**Stated problem**.
Every entry below must be repeated exactly; skip the pictures.

**The records**.
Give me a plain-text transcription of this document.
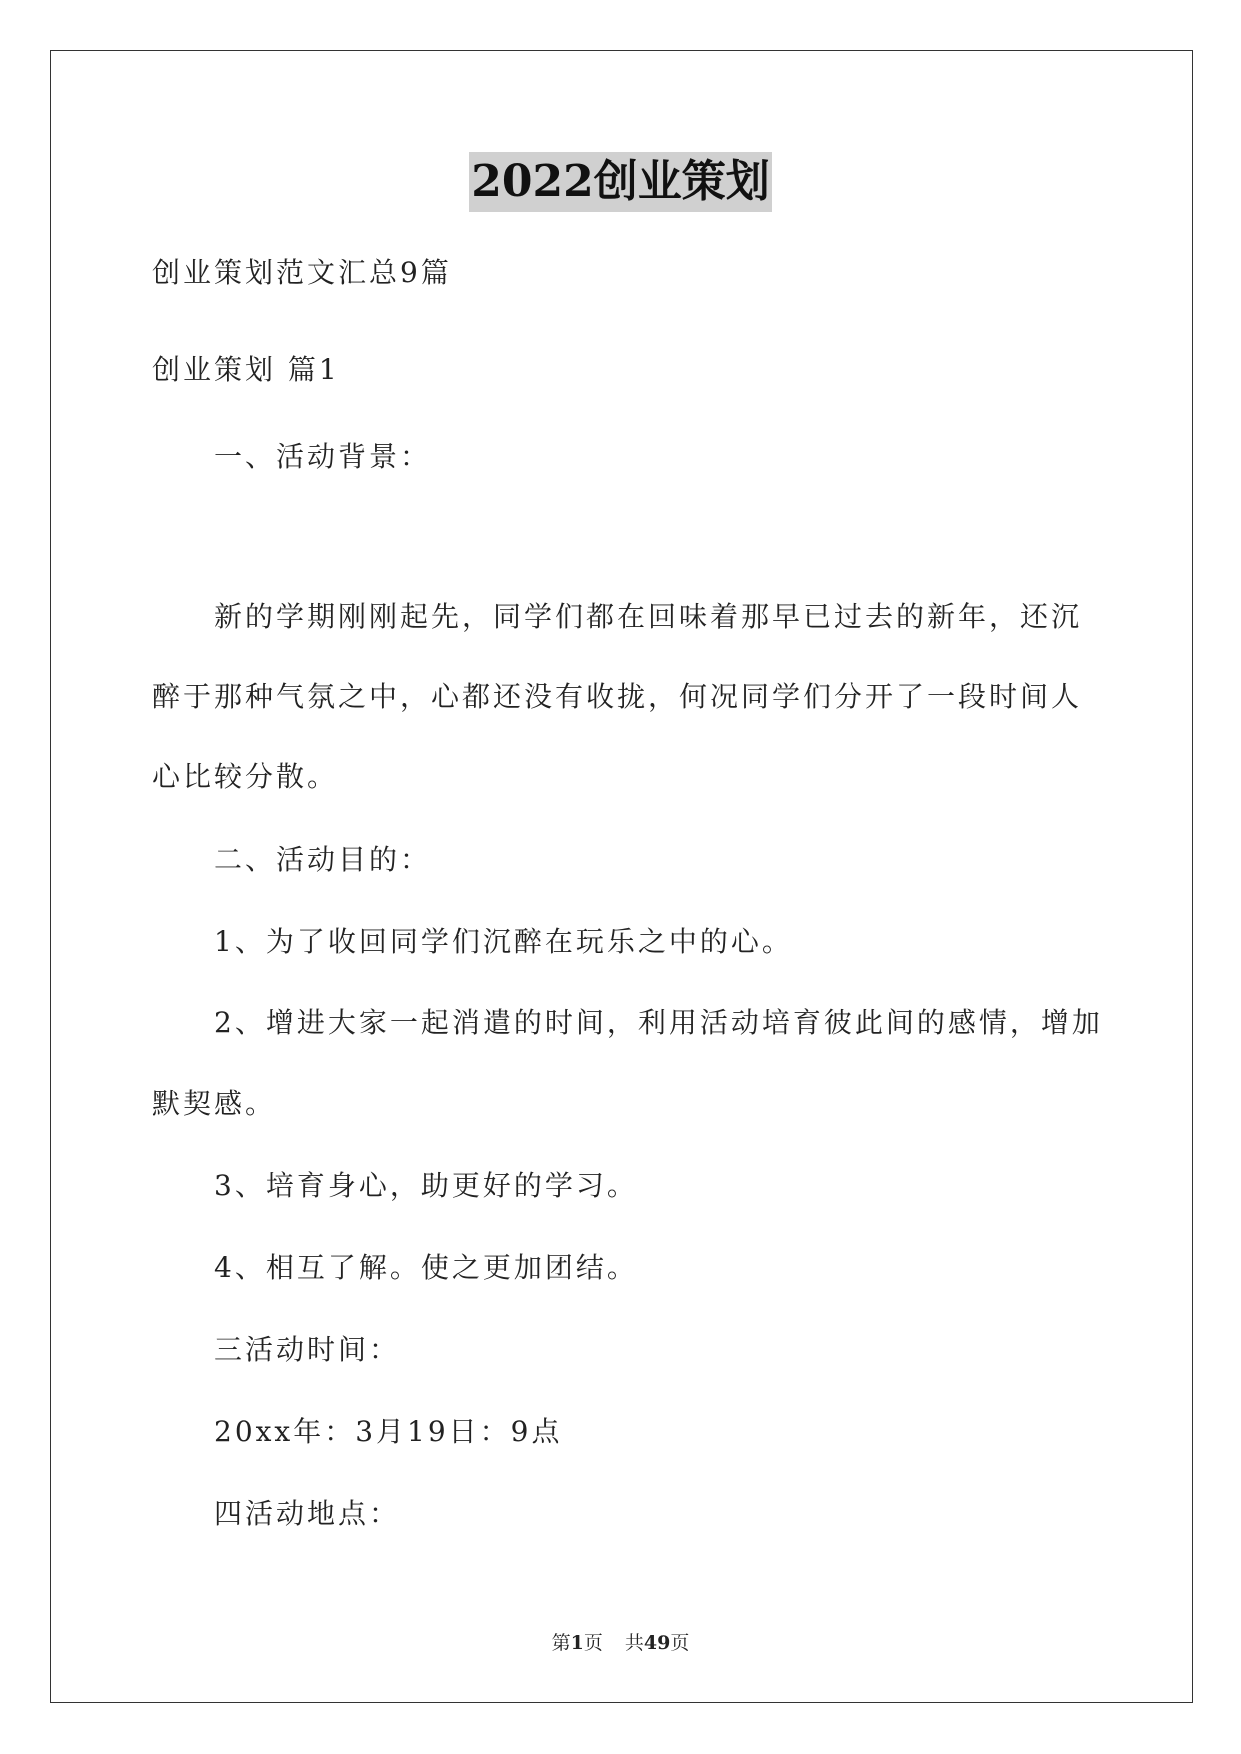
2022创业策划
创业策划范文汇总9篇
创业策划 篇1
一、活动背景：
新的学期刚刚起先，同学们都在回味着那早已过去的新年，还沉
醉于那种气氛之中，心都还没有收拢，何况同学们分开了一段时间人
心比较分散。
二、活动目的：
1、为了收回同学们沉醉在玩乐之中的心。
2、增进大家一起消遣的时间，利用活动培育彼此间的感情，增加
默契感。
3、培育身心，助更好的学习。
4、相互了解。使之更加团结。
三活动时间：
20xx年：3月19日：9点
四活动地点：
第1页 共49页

**Written response**.
Give me a plain-text transcription of this document.
2022创业策划
创业策划范文汇总9篇
创业策划 篇1
一、活动背景：
新的学期刚刚起先，同学们都在回味着那早已过去的新年，还沉
醉于那种气氛之中，心都还没有收拢，何况同学们分开了一段时间人
心比较分散。
二、活动目的：
1、为了收回同学们沉醉在玩乐之中的心。
2、增进大家一起消遣的时间，利用活动培育彼此间的感情，增加
默契感。
3、培育身心，助更好的学习。
4、相互了解。使之更加团结。
三活动时间：
20xx年：3月19日：9点
四活动地点：
第1页 共49页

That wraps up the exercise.